TASK OBJECTIVE: How many lines in the data below include the word "llamada"? State the number alone.

____ DATA EXCERPTS

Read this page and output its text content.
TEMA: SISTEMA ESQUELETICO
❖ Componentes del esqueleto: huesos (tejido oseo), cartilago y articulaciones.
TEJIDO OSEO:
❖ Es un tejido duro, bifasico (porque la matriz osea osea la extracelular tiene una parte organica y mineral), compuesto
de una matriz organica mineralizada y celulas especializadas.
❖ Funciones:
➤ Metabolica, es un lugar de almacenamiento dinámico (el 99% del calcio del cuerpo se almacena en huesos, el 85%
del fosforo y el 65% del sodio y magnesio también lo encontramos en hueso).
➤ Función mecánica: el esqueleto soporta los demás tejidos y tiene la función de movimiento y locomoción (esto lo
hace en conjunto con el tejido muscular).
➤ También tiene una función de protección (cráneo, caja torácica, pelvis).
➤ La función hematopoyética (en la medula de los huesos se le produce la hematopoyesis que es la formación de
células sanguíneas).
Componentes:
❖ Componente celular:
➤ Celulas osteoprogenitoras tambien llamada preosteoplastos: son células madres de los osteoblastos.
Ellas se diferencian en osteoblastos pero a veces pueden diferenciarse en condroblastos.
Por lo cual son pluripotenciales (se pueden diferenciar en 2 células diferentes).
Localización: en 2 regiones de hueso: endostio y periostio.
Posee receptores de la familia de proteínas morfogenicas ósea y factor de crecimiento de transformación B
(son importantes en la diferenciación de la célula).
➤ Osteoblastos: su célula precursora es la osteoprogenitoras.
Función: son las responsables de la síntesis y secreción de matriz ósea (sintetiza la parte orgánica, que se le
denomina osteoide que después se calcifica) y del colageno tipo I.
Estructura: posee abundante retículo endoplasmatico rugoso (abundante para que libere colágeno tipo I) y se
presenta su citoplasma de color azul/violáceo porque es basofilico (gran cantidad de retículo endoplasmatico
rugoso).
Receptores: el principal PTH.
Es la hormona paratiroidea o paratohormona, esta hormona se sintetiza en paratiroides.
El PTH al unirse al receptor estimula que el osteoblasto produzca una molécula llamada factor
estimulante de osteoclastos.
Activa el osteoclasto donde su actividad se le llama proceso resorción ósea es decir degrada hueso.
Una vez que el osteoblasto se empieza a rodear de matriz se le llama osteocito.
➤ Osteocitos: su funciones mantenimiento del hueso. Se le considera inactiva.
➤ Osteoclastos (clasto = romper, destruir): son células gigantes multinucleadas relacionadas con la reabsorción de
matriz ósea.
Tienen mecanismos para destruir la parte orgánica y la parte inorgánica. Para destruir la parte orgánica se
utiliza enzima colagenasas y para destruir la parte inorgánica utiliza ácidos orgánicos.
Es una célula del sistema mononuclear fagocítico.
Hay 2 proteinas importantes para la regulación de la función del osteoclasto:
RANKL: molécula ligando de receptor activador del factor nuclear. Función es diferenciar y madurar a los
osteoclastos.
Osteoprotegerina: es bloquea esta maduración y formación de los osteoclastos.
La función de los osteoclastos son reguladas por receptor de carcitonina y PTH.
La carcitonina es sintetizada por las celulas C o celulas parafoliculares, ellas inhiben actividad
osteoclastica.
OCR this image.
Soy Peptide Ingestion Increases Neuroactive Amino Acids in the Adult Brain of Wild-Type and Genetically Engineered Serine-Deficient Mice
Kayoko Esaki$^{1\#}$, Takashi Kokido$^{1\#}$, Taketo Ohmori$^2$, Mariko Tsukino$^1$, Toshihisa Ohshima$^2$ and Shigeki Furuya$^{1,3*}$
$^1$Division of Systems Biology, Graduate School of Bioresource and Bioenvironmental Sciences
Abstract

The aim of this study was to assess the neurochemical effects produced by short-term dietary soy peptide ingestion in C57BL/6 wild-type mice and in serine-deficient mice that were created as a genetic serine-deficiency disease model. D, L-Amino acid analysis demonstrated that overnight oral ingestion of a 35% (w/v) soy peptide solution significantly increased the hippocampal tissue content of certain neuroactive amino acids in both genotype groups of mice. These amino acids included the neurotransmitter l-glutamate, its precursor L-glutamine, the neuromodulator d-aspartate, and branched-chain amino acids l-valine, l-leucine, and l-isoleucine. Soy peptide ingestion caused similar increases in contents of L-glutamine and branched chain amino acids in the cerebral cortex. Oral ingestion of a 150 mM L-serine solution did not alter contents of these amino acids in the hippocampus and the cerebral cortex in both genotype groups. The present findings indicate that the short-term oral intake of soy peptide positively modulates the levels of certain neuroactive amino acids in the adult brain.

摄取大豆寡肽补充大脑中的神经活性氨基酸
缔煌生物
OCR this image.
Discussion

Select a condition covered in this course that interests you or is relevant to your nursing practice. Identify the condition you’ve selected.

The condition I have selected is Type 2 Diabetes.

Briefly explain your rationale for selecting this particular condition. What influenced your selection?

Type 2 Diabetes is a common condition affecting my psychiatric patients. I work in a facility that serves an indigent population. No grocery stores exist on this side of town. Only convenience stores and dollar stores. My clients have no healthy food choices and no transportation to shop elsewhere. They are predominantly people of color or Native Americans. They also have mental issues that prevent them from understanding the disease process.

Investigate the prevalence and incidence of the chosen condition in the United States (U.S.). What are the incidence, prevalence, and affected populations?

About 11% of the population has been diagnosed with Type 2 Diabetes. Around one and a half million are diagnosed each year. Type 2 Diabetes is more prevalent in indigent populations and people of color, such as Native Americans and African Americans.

________
____ DATA EXCERPTS

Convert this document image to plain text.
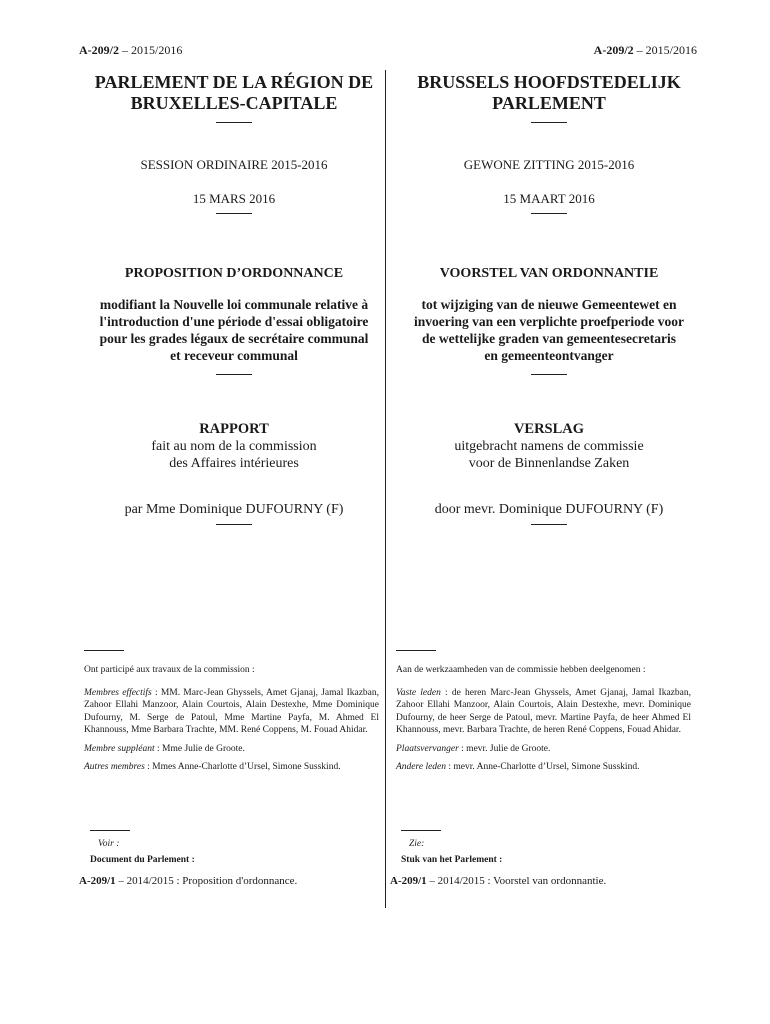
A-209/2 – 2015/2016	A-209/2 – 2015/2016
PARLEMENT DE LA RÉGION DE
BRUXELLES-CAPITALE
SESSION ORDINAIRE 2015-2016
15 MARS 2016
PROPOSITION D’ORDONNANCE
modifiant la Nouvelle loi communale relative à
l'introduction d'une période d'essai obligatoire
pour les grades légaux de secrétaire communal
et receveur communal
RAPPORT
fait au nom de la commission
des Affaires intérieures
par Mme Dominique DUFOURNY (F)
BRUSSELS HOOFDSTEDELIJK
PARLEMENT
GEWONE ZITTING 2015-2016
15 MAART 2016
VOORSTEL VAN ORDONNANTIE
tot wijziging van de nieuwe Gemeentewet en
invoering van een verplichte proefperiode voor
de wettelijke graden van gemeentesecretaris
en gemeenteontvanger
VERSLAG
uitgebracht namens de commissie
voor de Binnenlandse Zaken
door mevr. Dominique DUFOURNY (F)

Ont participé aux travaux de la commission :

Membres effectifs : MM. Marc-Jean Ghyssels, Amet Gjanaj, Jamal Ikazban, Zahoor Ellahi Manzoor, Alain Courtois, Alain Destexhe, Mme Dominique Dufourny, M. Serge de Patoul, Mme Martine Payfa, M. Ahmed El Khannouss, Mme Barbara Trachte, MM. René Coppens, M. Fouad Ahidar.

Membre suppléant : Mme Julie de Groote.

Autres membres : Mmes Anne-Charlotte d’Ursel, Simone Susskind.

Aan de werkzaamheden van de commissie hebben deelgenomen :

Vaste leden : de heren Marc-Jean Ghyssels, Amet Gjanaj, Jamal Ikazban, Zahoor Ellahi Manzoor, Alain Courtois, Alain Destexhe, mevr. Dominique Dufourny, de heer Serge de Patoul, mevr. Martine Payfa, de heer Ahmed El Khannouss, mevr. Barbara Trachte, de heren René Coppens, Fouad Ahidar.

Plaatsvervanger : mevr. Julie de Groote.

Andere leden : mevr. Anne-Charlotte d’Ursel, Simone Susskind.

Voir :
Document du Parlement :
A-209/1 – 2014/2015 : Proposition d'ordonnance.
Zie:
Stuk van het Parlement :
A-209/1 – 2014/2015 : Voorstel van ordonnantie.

________
____ DATA EXCERPTS

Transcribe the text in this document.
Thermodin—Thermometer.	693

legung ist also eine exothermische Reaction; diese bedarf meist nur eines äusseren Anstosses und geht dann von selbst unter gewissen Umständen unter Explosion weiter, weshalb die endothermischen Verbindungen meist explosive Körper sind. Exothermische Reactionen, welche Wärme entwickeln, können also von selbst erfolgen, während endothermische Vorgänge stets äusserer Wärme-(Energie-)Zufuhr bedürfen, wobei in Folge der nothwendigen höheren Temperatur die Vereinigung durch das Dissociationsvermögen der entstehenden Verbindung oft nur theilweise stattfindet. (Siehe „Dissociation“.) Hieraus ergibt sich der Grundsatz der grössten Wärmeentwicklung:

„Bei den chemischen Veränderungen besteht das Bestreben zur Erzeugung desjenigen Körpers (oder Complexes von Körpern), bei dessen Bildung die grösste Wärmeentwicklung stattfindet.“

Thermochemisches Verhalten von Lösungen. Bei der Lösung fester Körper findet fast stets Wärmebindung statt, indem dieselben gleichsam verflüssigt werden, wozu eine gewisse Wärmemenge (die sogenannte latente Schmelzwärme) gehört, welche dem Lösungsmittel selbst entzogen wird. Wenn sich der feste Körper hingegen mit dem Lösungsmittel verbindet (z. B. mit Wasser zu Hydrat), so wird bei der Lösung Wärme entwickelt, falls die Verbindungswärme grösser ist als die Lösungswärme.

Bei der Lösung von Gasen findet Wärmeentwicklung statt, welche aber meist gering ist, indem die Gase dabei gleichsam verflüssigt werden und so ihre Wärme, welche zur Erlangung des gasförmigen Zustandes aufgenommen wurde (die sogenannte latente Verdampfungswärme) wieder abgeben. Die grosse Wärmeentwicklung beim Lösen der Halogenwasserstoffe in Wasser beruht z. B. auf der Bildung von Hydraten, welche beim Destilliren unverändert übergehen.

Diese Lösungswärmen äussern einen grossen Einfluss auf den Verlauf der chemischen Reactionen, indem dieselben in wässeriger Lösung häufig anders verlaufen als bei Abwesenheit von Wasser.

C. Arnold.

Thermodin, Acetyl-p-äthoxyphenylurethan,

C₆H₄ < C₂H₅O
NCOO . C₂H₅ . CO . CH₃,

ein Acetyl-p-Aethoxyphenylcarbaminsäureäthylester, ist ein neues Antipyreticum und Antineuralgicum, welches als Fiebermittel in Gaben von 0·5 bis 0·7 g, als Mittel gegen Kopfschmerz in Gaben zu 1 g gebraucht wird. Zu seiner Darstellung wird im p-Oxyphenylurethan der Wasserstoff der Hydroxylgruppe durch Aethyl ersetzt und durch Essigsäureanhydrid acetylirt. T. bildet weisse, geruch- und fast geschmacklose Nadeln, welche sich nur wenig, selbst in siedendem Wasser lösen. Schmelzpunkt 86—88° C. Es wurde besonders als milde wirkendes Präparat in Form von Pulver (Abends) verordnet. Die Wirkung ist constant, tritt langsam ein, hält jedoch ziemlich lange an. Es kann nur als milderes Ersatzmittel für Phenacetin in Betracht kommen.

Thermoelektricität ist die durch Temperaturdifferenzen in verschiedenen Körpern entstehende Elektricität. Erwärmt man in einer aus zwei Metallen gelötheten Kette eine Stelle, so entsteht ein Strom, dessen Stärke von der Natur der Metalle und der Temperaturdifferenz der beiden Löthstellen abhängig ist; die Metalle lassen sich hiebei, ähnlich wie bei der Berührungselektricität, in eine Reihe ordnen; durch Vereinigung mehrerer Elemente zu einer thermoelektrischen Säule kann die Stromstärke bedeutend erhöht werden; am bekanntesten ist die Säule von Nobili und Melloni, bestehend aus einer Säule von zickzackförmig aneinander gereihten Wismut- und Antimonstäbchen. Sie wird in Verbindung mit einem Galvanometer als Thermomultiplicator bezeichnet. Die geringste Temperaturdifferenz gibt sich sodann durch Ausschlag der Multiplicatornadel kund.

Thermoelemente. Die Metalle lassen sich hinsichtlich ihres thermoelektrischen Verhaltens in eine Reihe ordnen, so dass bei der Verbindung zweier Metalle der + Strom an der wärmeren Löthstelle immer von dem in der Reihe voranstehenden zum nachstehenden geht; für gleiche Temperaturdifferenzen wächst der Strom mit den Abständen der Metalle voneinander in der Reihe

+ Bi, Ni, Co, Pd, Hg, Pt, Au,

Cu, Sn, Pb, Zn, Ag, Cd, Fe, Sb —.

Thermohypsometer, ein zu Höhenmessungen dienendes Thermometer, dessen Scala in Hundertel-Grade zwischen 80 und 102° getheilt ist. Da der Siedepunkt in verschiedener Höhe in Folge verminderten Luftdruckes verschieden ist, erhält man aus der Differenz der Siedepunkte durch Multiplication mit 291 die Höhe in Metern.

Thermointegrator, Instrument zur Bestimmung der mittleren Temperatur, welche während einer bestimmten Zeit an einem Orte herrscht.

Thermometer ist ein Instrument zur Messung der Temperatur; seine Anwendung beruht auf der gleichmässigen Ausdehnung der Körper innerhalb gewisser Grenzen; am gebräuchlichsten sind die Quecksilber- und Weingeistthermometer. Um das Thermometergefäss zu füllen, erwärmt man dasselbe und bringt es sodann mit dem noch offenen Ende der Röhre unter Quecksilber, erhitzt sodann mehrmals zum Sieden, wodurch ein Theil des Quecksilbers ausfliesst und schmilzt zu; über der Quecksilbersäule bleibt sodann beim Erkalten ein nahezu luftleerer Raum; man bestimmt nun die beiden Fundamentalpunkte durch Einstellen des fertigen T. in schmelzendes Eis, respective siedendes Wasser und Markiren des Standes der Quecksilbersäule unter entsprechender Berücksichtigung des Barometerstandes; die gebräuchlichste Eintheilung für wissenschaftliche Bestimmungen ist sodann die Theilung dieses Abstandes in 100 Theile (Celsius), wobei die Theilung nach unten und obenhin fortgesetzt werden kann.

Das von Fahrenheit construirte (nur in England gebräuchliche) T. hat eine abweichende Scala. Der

________

THE COMPLETED TASK: 2